Each line below must be set down exactly; omit any image you find.

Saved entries

◇ ◇ ◇ ◇ ◇

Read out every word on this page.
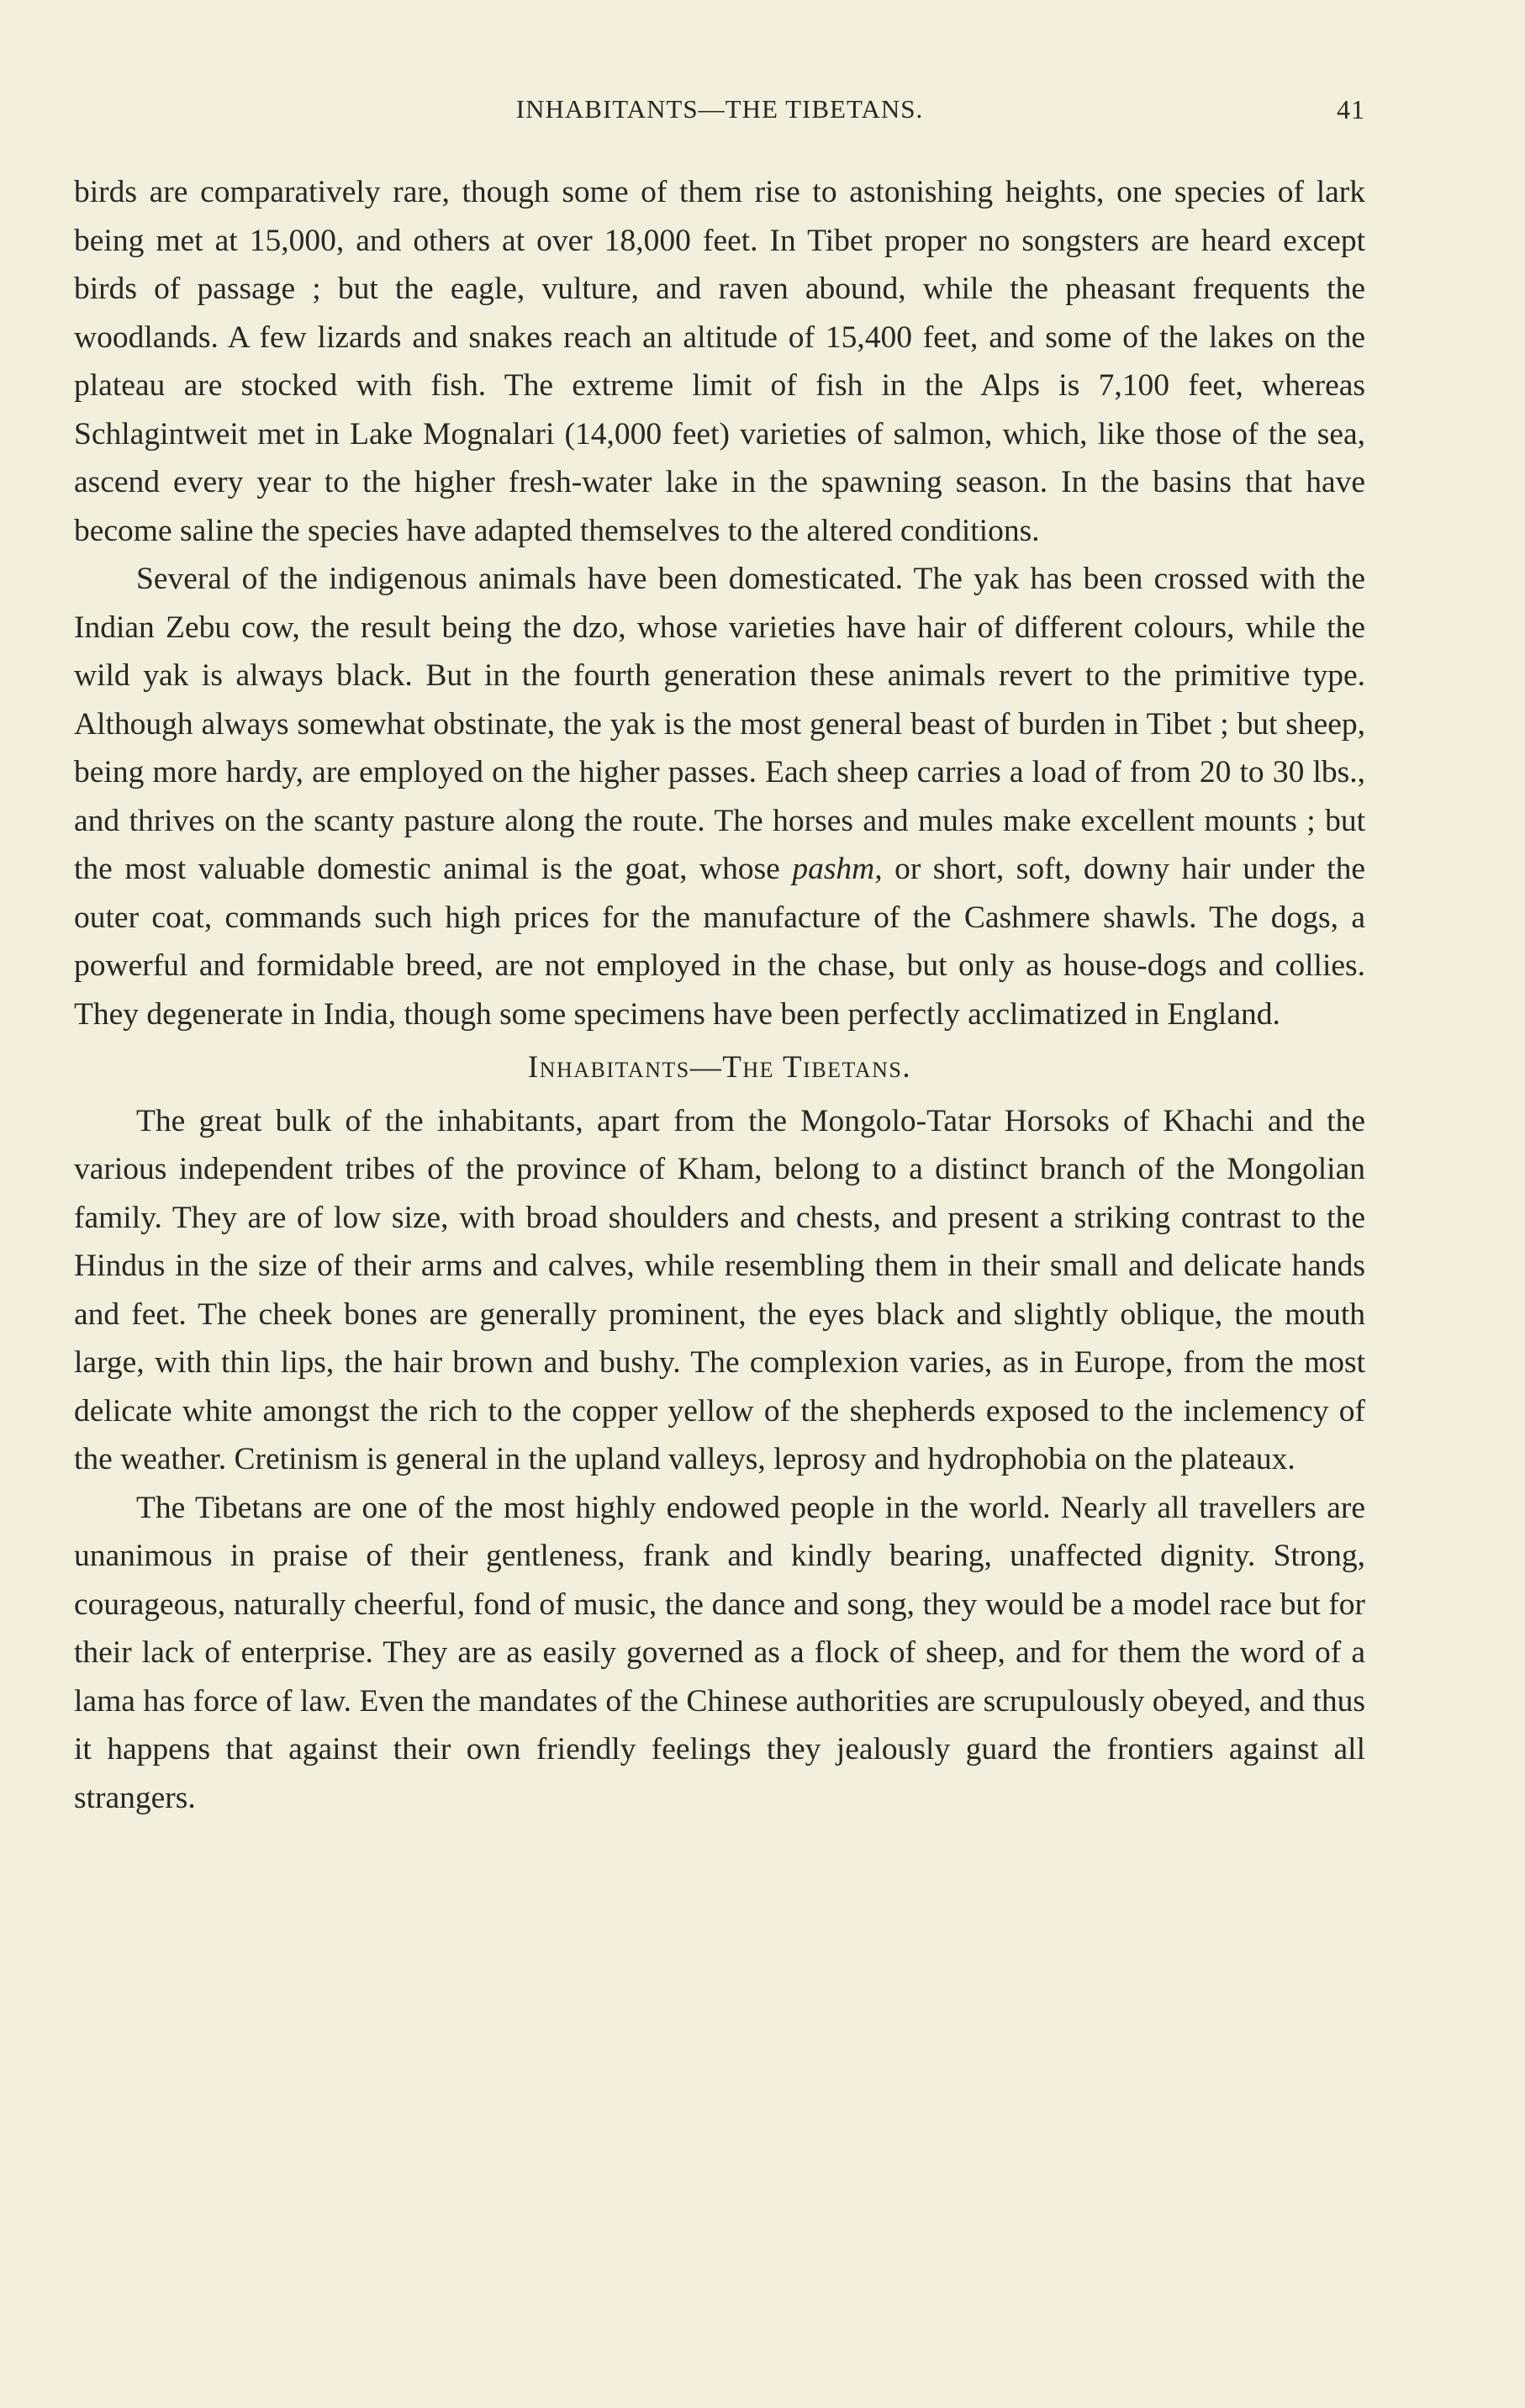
INHABITANTS—THE TIBETANS.	41

birds are comparatively rare, though some of them rise to astonishing heights, one species of lark being met at 15,000, and others at over 18,000 feet. In Tibet proper no songsters are heard except birds of passage ; but the eagle, vulture, and raven abound, while the pheasant frequents the woodlands. A few lizards and snakes reach an altitude of 15,400 feet, and some of the lakes on the plateau are stocked with fish. The extreme limit of fish in the Alps is 7,100 feet, whereas Schlagintweit met in Lake Mognalari (14,000 feet) varieties of salmon, which, like those of the sea, ascend every year to the higher fresh-water lake in the spawning season. In the basins that have become saline the species have adapted themselves to the altered conditions.

Several of the indigenous animals have been domesticated. The yak has been crossed with the Indian Zebu cow, the result being the dzo, whose varieties have hair of different colours, while the wild yak is always black. But in the fourth generation these animals revert to the primitive type. Although always somewhat obstinate, the yak is the most general beast of burden in Tibet ; but sheep, being more hardy, are employed on the higher passes. Each sheep carries a load of from 20 to 30 lbs., and thrives on the scanty pasture along the route. The horses and mules make excellent mounts ; but the most valuable domestic animal is the goat, whose pashm, or short, soft, downy hair under the outer coat, commands such high prices for the manufacture of the Cashmere shawls. The dogs, a powerful and formidable breed, are not employed in the chase, but only as house-dogs and collies. They degenerate in India, though some specimens have been perfectly acclimatized in England.

Inhabitants—The Tibetans.

The great bulk of the inhabitants, apart from the Mongolo-Tatar Horsoks of Khachi and the various independent tribes of the province of Kham, belong to a distinct branch of the Mongolian family. They are of low size, with broad shoulders and chests, and present a striking contrast to the Hindus in the size of their arms and calves, while resembling them in their small and delicate hands and feet. The cheek bones are generally prominent, the eyes black and slightly oblique, the mouth large, with thin lips, the hair brown and bushy. The complexion varies, as in Europe, from the most delicate white amongst the rich to the copper yellow of the shepherds exposed to the inclemency of the weather. Cretinism is general in the upland valleys, leprosy and hydrophobia on the plateaux.

The Tibetans are one of the most highly endowed people in the world. Nearly all travellers are unanimous in praise of their gentleness, frank and kindly bearing, unaffected dignity. Strong, courageous, naturally cheerful, fond of music, the dance and song, they would be a model race but for their lack of enterprise. They are as easily governed as a flock of sheep, and for them the word of a lama has force of law. Even the mandates of the Chinese authorities are scrupulously obeyed, and thus it happens that against their own friendly feelings they jealously guard the frontiers against all strangers.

◇ ◇ ◇ ◇ ◇

**Written reply**
Read out every word on this page.
INHABITANTS—THE TIBETANS.	41

birds are comparatively rare, though some of them rise to astonishing heights, one species of lark being met at 15,000, and others at over 18,000 feet. In Tibet proper no songsters are heard except birds of passage ; but the eagle, vulture, and raven abound, while the pheasant frequents the woodlands. A few lizards and snakes reach an altitude of 15,400 feet, and some of the lakes on the plateau are stocked with fish. The extreme limit of fish in the Alps is 7,100 feet, whereas Schlagintweit met in Lake Mognalari (14,000 feet) varieties of salmon, which, like those of the sea, ascend every year to the higher fresh-water lake in the spawning season. In the basins that have become saline the species have adapted themselves to the altered conditions.

Several of the indigenous animals have been domesticated. The yak has been crossed with the Indian Zebu cow, the result being the dzo, whose varieties have hair of different colours, while the wild yak is always black. But in the fourth generation these animals revert to the primitive type. Although always somewhat obstinate, the yak is the most general beast of burden in Tibet ; but sheep, being more hardy, are employed on the higher passes. Each sheep carries a load of from 20 to 30 lbs., and thrives on the scanty pasture along the route. The horses and mules make excellent mounts ; but the most valuable domestic animal is the goat, whose pashm, or short, soft, downy hair under the outer coat, commands such high prices for the manufacture of the Cashmere shawls. The dogs, a powerful and formidable breed, are not employed in the chase, but only as house-dogs and collies. They degenerate in India, though some specimens have been perfectly acclimatized in England.

Inhabitants—The Tibetans.

The great bulk of the inhabitants, apart from the Mongolo-Tatar Horsoks of Khachi and the various independent tribes of the province of Kham, belong to a distinct branch of the Mongolian family. They are of low size, with broad shoulders and chests, and present a striking contrast to the Hindus in the size of their arms and calves, while resembling them in their small and delicate hands and feet. The cheek bones are generally prominent, the eyes black and slightly oblique, the mouth large, with thin lips, the hair brown and bushy. The complexion varies, as in Europe, from the most delicate white amongst the rich to the copper yellow of the shepherds exposed to the inclemency of the weather. Cretinism is general in the upland valleys, leprosy and hydrophobia on the plateaux.

The Tibetans are one of the most highly endowed people in the world. Nearly all travellers are unanimous in praise of their gentleness, frank and kindly bearing, unaffected dignity. Strong, courageous, naturally cheerful, fond of music, the dance and song, they would be a model race but for their lack of enterprise. They are as easily governed as a flock of sheep, and for them the word of a lama has force of law. Even the mandates of the Chinese authorities are scrupulously obeyed, and thus it happens that against their own friendly feelings they jealously guard the frontiers against all strangers.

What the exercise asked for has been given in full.